:: RECORDS TO PROCESS ::

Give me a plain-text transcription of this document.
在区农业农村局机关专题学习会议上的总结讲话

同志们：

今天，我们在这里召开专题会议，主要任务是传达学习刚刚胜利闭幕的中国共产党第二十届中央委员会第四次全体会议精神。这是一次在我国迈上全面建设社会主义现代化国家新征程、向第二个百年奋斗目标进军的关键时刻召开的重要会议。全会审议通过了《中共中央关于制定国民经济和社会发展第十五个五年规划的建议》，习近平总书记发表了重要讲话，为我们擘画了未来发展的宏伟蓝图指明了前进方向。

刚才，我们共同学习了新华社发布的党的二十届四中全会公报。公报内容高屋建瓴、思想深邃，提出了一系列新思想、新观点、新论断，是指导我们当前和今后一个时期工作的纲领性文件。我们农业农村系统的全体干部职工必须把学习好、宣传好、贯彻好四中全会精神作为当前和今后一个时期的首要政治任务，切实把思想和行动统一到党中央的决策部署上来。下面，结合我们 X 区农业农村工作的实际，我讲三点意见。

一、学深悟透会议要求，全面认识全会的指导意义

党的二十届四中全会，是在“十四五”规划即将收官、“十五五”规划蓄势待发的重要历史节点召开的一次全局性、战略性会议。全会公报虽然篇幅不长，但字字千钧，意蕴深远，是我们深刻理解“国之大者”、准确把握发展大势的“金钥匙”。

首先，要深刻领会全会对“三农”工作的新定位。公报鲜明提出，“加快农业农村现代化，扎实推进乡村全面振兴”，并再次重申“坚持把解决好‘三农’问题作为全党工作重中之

:::

THE REQUEST
Set down all of the records shown above once more, exactly.

WRITTEN RESPONSE
Give me a plain-text transcription of this document.
在区农业农村局机关专题学习会议上的总结讲话

同志们：

今天，我们在这里召开专题会议，主要任务是传达学习刚刚胜利闭幕的中国共产党第二十届中央委员会第四次全体会议精神。这是一次在我国迈上全面建设社会主义现代化国家新征程、向第二个百年奋斗目标进军的关键时刻召开的重要会议。全会审议通过了《中共中央关于制定国民经济和社会发展第十五个五年规划的建议》，习近平总书记发表了重要讲话，为我们擘画了未来发展的宏伟蓝图指明了前进方向。

刚才，我们共同学习了新华社发布的党的二十届四中全会公报。公报内容高屋建瓴、思想深邃，提出了一系列新思想、新观点、新论断，是指导我们当前和今后一个时期工作的纲领性文件。我们农业农村系统的全体干部职工必须把学习好、宣传好、贯彻好四中全会精神作为当前和今后一个时期的首要政治任务，切实把思想和行动统一到党中央的决策部署上来。下面，结合我们 X 区农业农村工作的实际，我讲三点意见。

一、学深悟透会议要求，全面认识全会的指导意义

党的二十届四中全会，是在“十四五”规划即将收官、“十五五”规划蓄势待发的重要历史节点召开的一次全局性、战略性会议。全会公报虽然篇幅不长，但字字千钧，意蕴深远，是我们深刻理解“国之大者”、准确把握发展大势的“金钥匙”。

首先，要深刻领会全会对“三农”工作的新定位。公报鲜明提出，“加快农业农村现代化，扎实推进乡村全面振兴”，并再次重申“坚持把解决好‘三农’问题作为全党工作重中之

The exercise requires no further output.